#### YOUR GOAL:
In the entries below, how many lines hold the string "Kappa"? Give only the number.

#### A block of data:
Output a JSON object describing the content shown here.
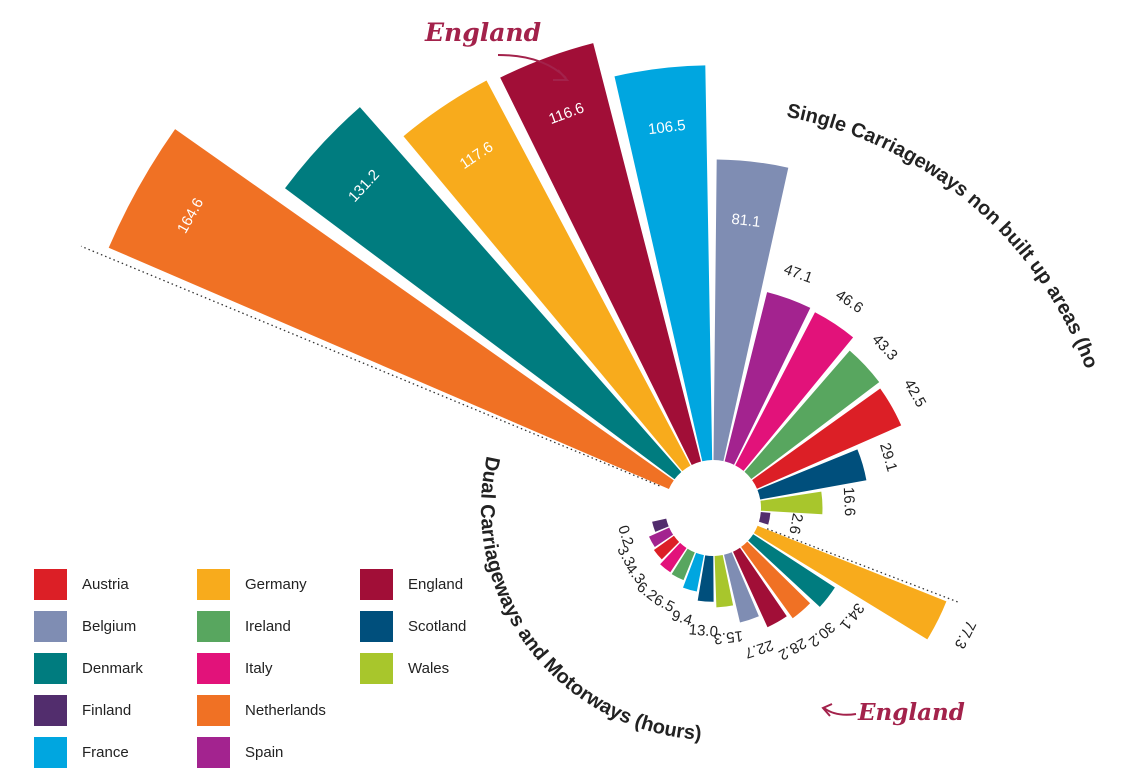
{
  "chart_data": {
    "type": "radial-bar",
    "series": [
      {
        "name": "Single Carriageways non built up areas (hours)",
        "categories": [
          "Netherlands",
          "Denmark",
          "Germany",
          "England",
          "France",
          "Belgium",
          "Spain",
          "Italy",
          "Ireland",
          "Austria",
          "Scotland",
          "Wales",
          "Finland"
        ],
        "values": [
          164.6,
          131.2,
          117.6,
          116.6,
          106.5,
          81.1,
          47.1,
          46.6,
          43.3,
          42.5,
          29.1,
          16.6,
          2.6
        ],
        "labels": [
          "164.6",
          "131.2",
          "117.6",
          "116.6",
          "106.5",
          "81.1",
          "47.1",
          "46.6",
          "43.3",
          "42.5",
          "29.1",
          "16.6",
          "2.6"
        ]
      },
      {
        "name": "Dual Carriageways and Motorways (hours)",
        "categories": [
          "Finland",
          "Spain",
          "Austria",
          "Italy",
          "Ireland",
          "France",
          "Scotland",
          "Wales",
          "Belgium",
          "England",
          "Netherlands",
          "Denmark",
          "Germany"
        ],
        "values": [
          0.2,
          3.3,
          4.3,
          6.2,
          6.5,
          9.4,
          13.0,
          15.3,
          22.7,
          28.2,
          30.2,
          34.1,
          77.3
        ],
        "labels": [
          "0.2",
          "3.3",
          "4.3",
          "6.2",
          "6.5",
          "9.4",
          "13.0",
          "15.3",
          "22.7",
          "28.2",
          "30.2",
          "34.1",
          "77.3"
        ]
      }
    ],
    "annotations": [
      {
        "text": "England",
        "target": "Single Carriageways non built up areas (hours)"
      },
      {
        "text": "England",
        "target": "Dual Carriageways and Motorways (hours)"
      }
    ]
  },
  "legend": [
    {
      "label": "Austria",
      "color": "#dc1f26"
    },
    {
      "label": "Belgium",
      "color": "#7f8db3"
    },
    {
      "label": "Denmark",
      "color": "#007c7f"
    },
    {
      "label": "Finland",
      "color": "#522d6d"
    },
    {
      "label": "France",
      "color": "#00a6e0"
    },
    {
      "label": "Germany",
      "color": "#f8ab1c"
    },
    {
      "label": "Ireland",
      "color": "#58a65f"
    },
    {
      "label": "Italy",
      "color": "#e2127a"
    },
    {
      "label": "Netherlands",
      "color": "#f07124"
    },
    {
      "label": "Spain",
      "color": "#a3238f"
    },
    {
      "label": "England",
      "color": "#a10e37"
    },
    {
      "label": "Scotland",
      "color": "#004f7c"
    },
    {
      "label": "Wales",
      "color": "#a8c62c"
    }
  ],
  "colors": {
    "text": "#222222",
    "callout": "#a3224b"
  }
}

* * *

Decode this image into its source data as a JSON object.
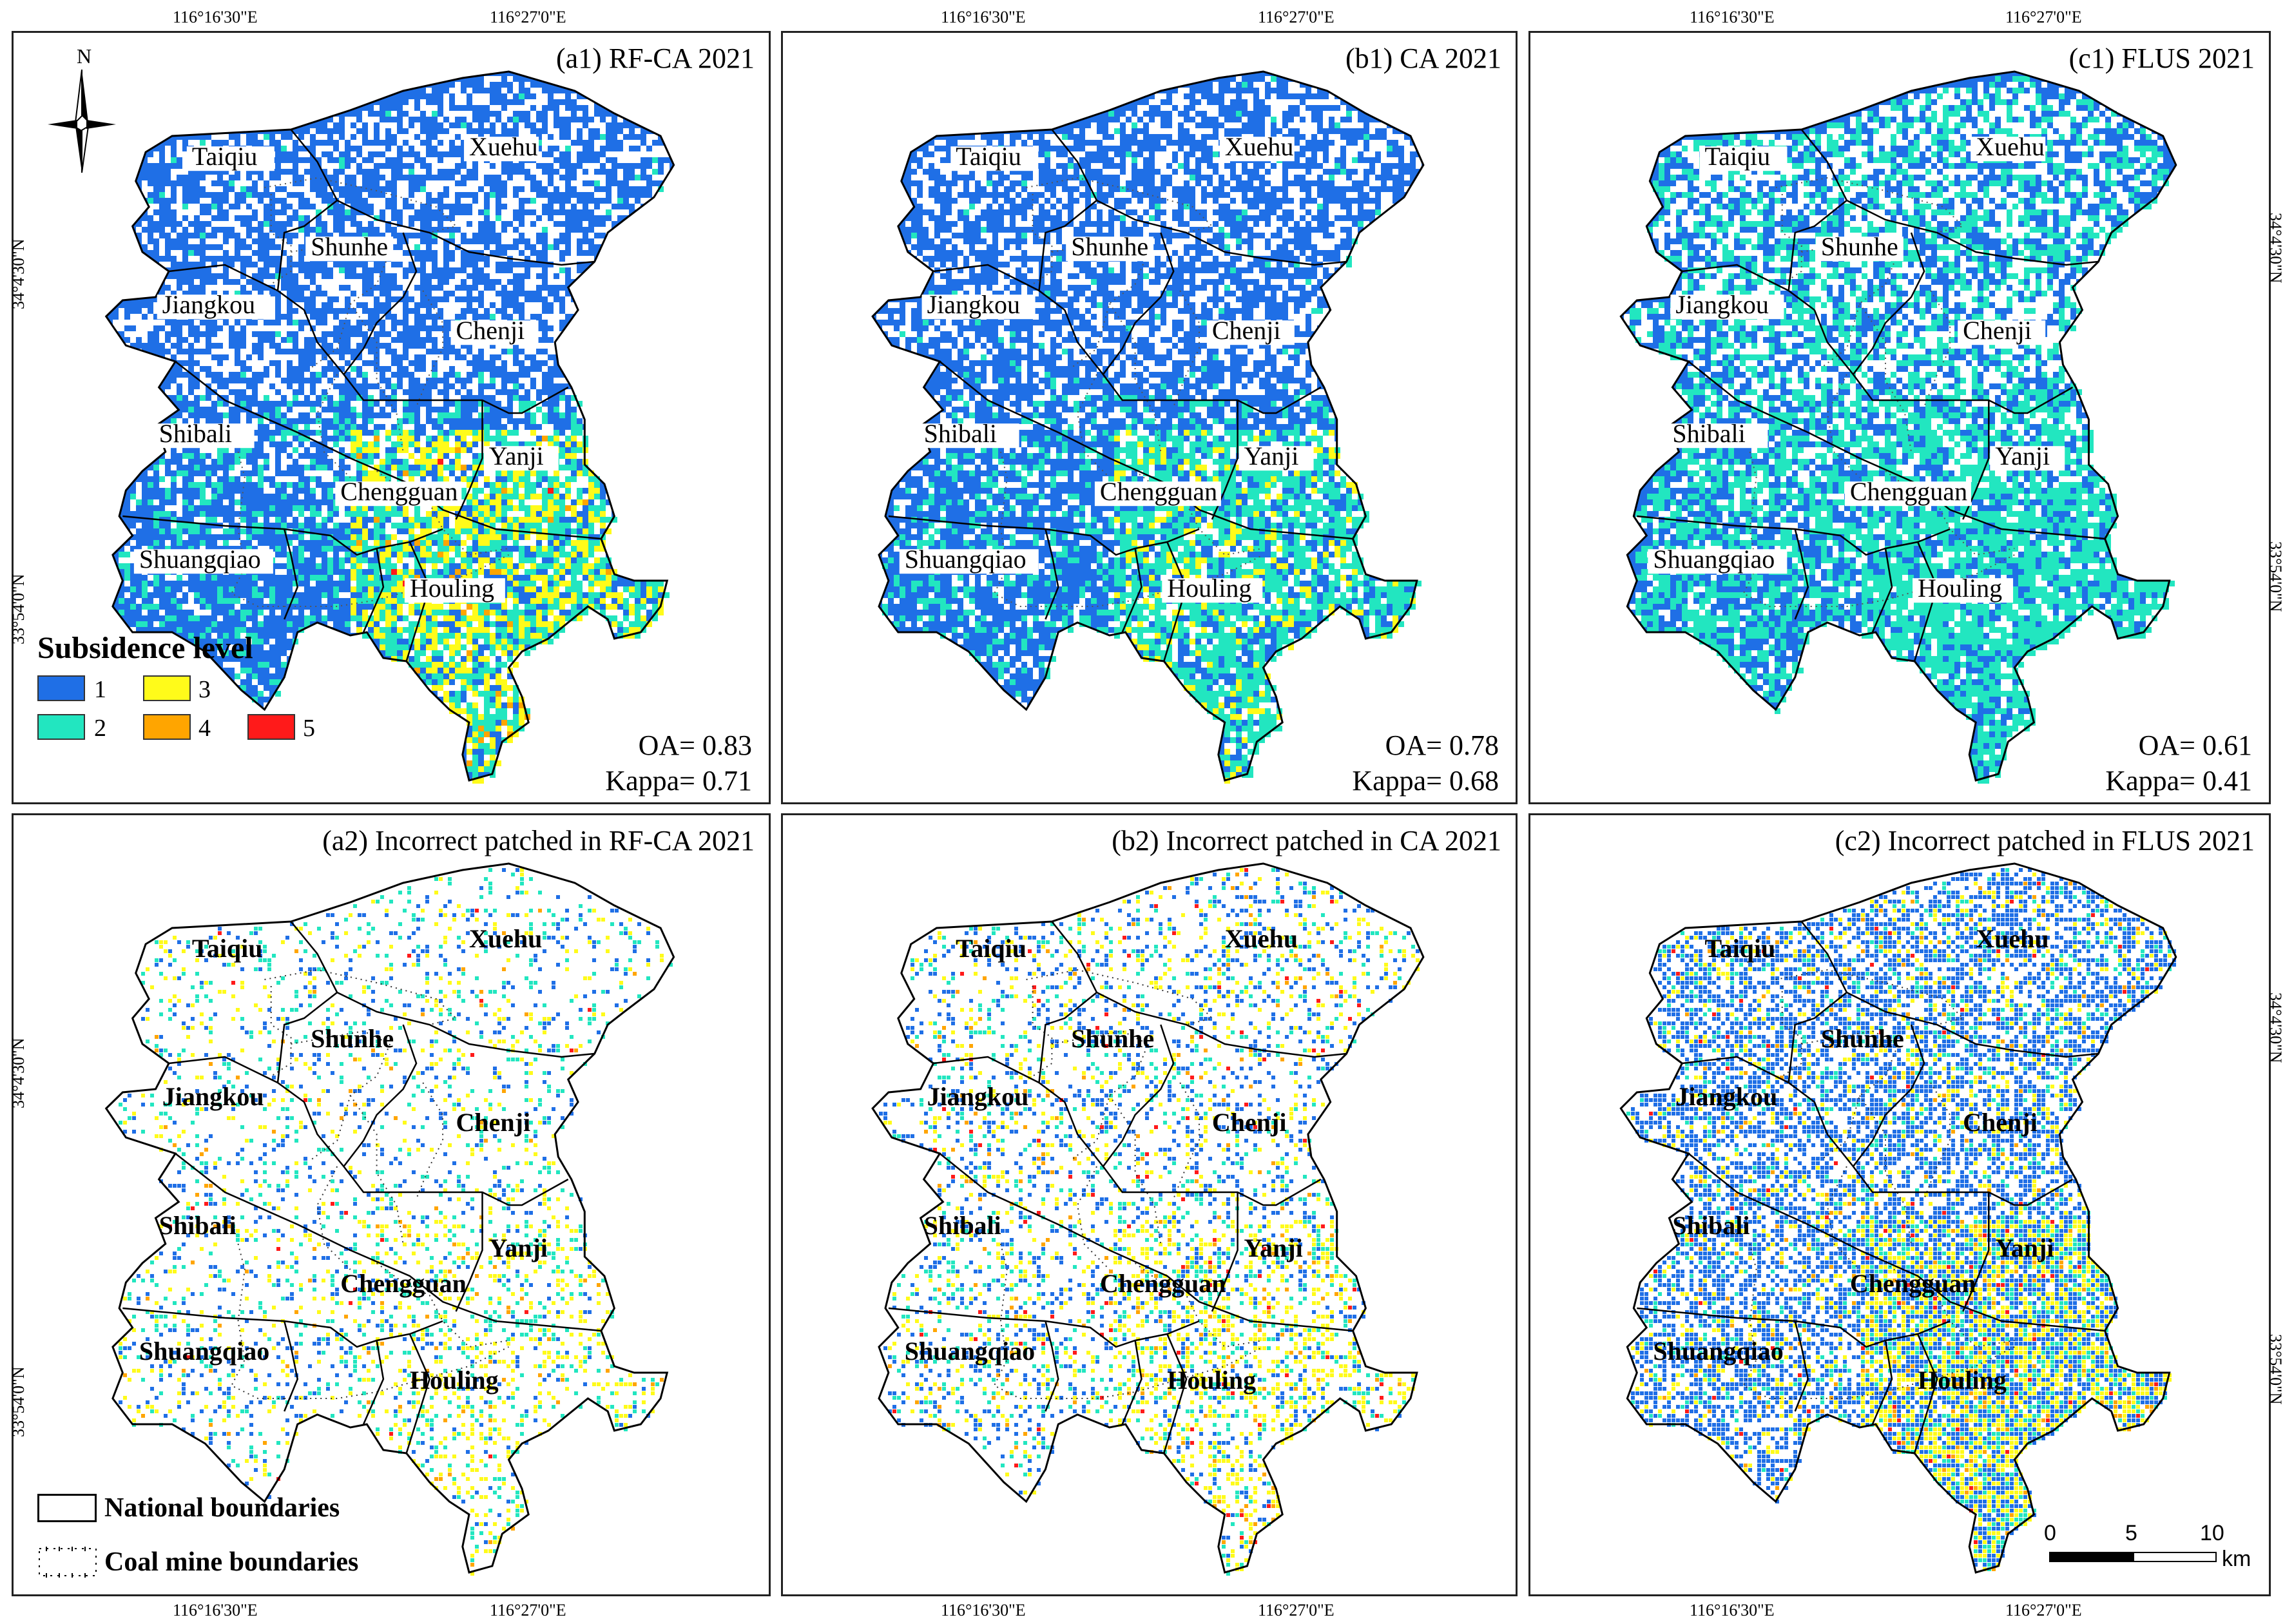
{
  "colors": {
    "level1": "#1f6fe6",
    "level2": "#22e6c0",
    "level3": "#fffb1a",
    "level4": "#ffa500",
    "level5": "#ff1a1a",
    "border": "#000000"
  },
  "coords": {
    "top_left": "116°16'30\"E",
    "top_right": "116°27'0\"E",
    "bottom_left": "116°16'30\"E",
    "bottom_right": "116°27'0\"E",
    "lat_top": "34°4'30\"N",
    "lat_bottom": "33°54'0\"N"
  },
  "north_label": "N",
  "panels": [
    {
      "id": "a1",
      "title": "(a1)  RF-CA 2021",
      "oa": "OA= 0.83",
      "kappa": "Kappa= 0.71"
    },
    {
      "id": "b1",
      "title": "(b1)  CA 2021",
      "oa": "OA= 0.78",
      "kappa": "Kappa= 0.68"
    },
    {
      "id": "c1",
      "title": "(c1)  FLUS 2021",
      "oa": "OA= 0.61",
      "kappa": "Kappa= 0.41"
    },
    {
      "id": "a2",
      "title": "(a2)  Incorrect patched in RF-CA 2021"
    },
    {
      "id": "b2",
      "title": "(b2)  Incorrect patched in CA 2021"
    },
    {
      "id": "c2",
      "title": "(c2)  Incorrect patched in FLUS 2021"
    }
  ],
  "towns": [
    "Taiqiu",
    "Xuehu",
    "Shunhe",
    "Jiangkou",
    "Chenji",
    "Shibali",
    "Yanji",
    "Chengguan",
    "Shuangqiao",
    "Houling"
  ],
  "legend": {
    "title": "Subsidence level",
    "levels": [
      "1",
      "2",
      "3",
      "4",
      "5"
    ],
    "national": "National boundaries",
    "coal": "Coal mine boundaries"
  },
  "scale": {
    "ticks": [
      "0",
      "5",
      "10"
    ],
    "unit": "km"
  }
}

#### WRITTEN SOLUTION:
3